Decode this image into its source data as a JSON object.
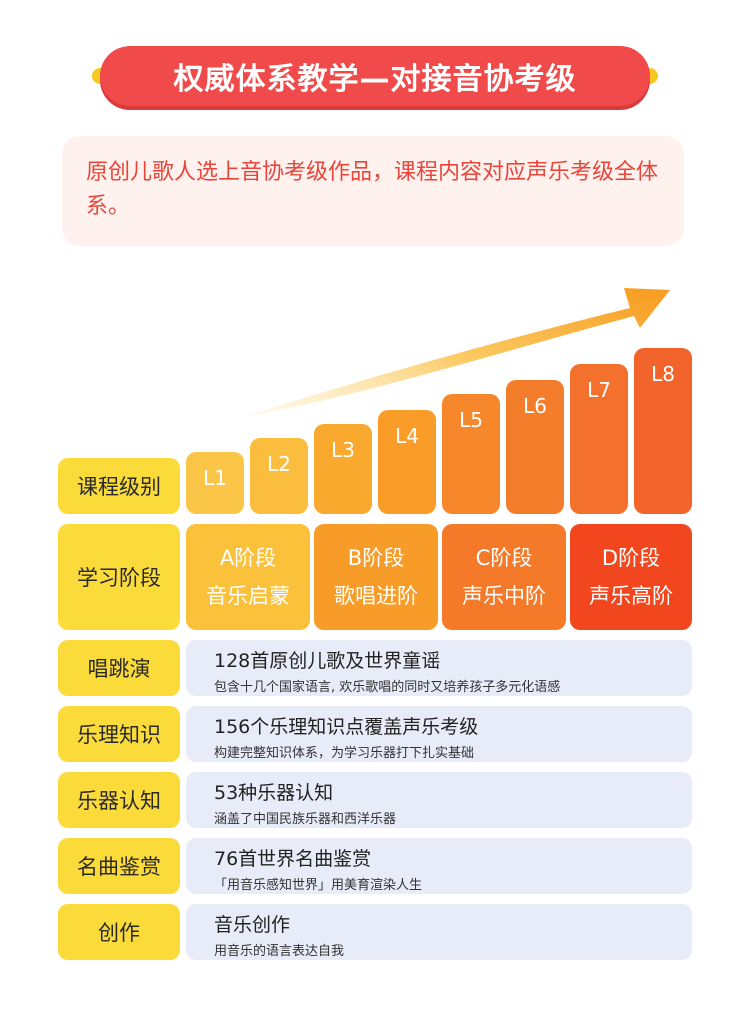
{
  "title": "权威体系教学—对接音协考级",
  "intro": "原创儿歌人选上音协考级作品，课程内容对应声乐考级全体系。",
  "colors": {
    "banner": "#f04a4a",
    "label_bg": "#fadb3a",
    "row_bg": "#e8ebf8",
    "intro_text": "#e8463a"
  },
  "levels": [
    "L1",
    "L2",
    "L3",
    "L4",
    "L5",
    "L6",
    "L7",
    "L8"
  ],
  "labels": {
    "level": "课程级别",
    "stage": "学习阶段",
    "sing": "唱跳演",
    "theory": "乐理知识",
    "instrument": "乐器认知",
    "appreciation": "名曲鉴赏",
    "creation": "创作"
  },
  "stages": [
    {
      "name": "A阶段",
      "desc": "音乐启蒙"
    },
    {
      "name": "B阶段",
      "desc": "歌唱进阶"
    },
    {
      "name": "C阶段",
      "desc": "声乐中阶"
    },
    {
      "name": "D阶段",
      "desc": "声乐高阶"
    }
  ],
  "rows": [
    {
      "title": "128首原创儿歌及世界童谣",
      "sub": "包含十几个国家语言, 欢乐歌唱的同时又培养孩子多元化语感"
    },
    {
      "title": "156个乐理知识点覆盖声乐考级",
      "sub": "构建完整知识体系，为学习乐器打下扎实基础"
    },
    {
      "title": "53种乐器认知",
      "sub": "涵盖了中国民族乐器和西洋乐器"
    },
    {
      "title": "76首世界名曲鉴赏",
      "sub": "「用音乐感知世界」用美育渲染人生"
    },
    {
      "title": "音乐创作",
      "sub": "用音乐的语言表达自我"
    }
  ]
}
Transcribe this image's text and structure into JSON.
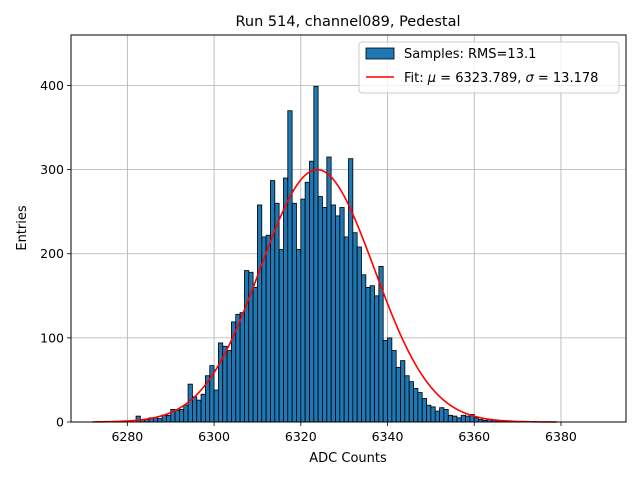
{
  "chart_data": {
    "type": "bar",
    "title": "Run 514, channel089, Pedestal",
    "xlabel": "ADC Counts",
    "ylabel": "Entries",
    "xlim": [
      6267,
      6395
    ],
    "ylim": [
      0,
      460
    ],
    "xticks": [
      6280,
      6300,
      6320,
      6340,
      6360,
      6380
    ],
    "yticks": [
      0,
      100,
      200,
      300,
      400
    ],
    "grid": true,
    "legend_position": "top-right",
    "bar_color": "#1f77b4",
    "fit_color": "#ff0000",
    "histogram": {
      "name": "Samples: RMS=13.1",
      "bin_start": 6282,
      "bin_width": 1,
      "counts": [
        7,
        3,
        3,
        5,
        5,
        4,
        8,
        8,
        15,
        14,
        15,
        20,
        45,
        30,
        26,
        33,
        55,
        67,
        38,
        94,
        90,
        85,
        119,
        128,
        130,
        180,
        178,
        160,
        258,
        220,
        222,
        287,
        260,
        205,
        290,
        370,
        260,
        205,
        265,
        285,
        310,
        399,
        268,
        255,
        315,
        258,
        245,
        255,
        220,
        313,
        225,
        208,
        175,
        160,
        162,
        150,
        185,
        97,
        100,
        85,
        65,
        73,
        55,
        48,
        40,
        35,
        28,
        20,
        18,
        13,
        17,
        15,
        8,
        7,
        5,
        8,
        7,
        9,
        5,
        3,
        2,
        3,
        2,
        1,
        1,
        1
      ]
    },
    "fit": {
      "name_prefix": "Fit: ",
      "name_mu": "μ",
      "name_mid": " = 6323.789, ",
      "name_sigma": "σ",
      "name_suffix": " = 13.178",
      "mu": 6323.789,
      "sigma": 13.178,
      "amplitude": 300,
      "x_range": [
        6272,
        6379
      ]
    }
  }
}
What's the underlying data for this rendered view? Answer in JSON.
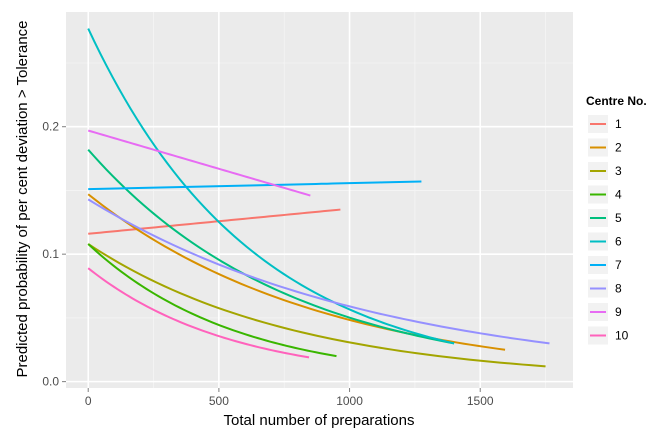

---------------

Leave the pictures out and output the rest of the listing exactly.

▸ Exercise result:
Decode this image into its source data as a JSON object.
{
  "title": "权威体系教学—对接音协考级",
  "intro": "原创儿歌人选上音协考级作品，课程内容对应声乐考级全体系。",
  "colors": {
    "banner": "#f04a4a",
    "label_bg": "#fadb3a",
    "row_bg": "#e8ebf8",
    "intro_text": "#e8463a"
  },
  "levels": [
    "L1",
    "L2",
    "L3",
    "L4",
    "L5",
    "L6",
    "L7",
    "L8"
  ],
  "labels": {
    "level": "课程级别",
    "stage": "学习阶段",
    "sing": "唱跳演",
    "theory": "乐理知识",
    "instrument": "乐器认知",
    "appreciation": "名曲鉴赏",
    "creation": "创作"
  },
  "stages": [
    {
      "name": "A阶段",
      "desc": "音乐启蒙"
    },
    {
      "name": "B阶段",
      "desc": "歌唱进阶"
    },
    {
      "name": "C阶段",
      "desc": "声乐中阶"
    },
    {
      "name": "D阶段",
      "desc": "声乐高阶"
    }
  ],
  "rows": [
    {
      "title": "128首原创儿歌及世界童谣",
      "sub": "包含十几个国家语言, 欢乐歌唱的同时又培养孩子多元化语感"
    },
    {
      "title": "156个乐理知识点覆盖声乐考级",
      "sub": "构建完整知识体系，为学习乐器打下扎实基础"
    },
    {
      "title": "53种乐器认知",
      "sub": "涵盖了中国民族乐器和西洋乐器"
    },
    {
      "title": "76首世界名曲鉴赏",
      "sub": "「用音乐感知世界」用美育渲染人生"
    },
    {
      "title": "音乐创作",
      "sub": "用音乐的语言表达自我"
    }
  ]
}
Transcribe this image's text and structure into JSON.
{
  "chart_data": {
    "type": "bar",
    "title": "Run 514, channel089, Pedestal",
    "xlabel": "ADC Counts",
    "ylabel": "Entries",
    "xlim": [
      6267,
      6395
    ],
    "ylim": [
      0,
      460
    ],
    "xticks": [
      6280,
      6300,
      6320,
      6340,
      6360,
      6380
    ],
    "yticks": [
      0,
      100,
      200,
      300,
      400
    ],
    "grid": true,
    "legend_position": "top-right",
    "bar_color": "#1f77b4",
    "fit_color": "#ff0000",
    "histogram": {
      "name": "Samples: RMS=13.1",
      "bin_start": 6282,
      "bin_width": 1,
      "counts": [
        7,
        3,
        3,
        5,
        5,
        4,
        8,
        8,
        15,
        14,
        15,
        20,
        45,
        30,
        26,
        33,
        55,
        67,
        38,
        94,
        90,
        85,
        119,
        128,
        130,
        180,
        178,
        160,
        258,
        220,
        222,
        287,
        260,
        205,
        290,
        370,
        260,
        205,
        265,
        285,
        310,
        399,
        268,
        255,
        315,
        258,
        245,
        255,
        220,
        313,
        225,
        208,
        175,
        160,
        162,
        150,
        185,
        97,
        100,
        85,
        65,
        73,
        55,
        48,
        40,
        35,
        28,
        20,
        18,
        13,
        17,
        15,
        8,
        7,
        5,
        8,
        7,
        9,
        5,
        3,
        2,
        3,
        2,
        1,
        1,
        1
      ]
    },
    "fit": {
      "name_prefix": "Fit: ",
      "name_mu": "μ",
      "name_mid": " = 6323.789, ",
      "name_sigma": "σ",
      "name_suffix": " = 13.178",
      "mu": 6323.789,
      "sigma": 13.178,
      "amplitude": 300,
      "x_range": [
        6272,
        6379
      ]
    }
  }
}
What's the underlying data for this rendered view? Answer in JSON.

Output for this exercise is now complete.